=== EXCERPTED RECORDS ===

* begin *

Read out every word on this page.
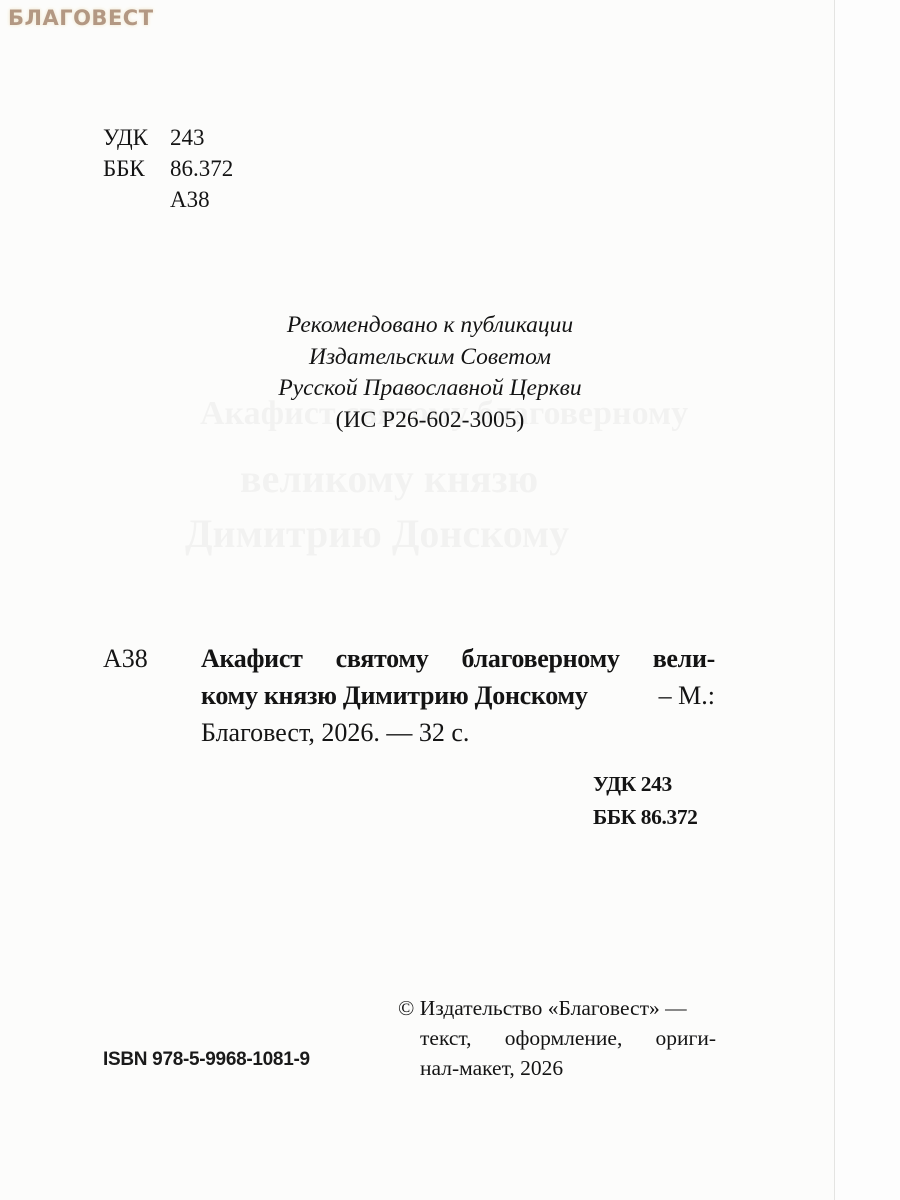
БЛАГОВЕСТ
УДК 243
ББК	86.372
А38
Рекомендовано к публикации
Издательским Советом
Русской Православной Церкви
(ИС Р26-602-3005)
А38 Акафист святому благоверному вели-
кому князю Димитрию Донскому	– М.:
Благовест, 2026. — 32 с.
УДК 243
ББК 86.372
© Издательство «Благовест» —
текст, оформление, ориги-
нал-макет, 2026
ISBN 978-5-9968-1081-9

* end *

=== REQUIREMENT ===
Your task is to copy the entries in full and exactly, without any images.

=== EXERCISE RESPONSE ===
Read out every word on this page.
БЛАГОВЕСТ
УДК 243
ББК	86.372
А38
Рекомендовано к публикации
Издательским Советом
Русской Православной Церкви
(ИС Р26-602-3005)
А38 Акафист святому благоверному вели-
кому князю Димитрию Донскому	– М.:
Благовест, 2026. — 32 с.
УДК 243
ББК 86.372
© Издательство «Благовест» —
текст, оформление, ориги-
нал-макет, 2026
ISBN 978-5-9968-1081-9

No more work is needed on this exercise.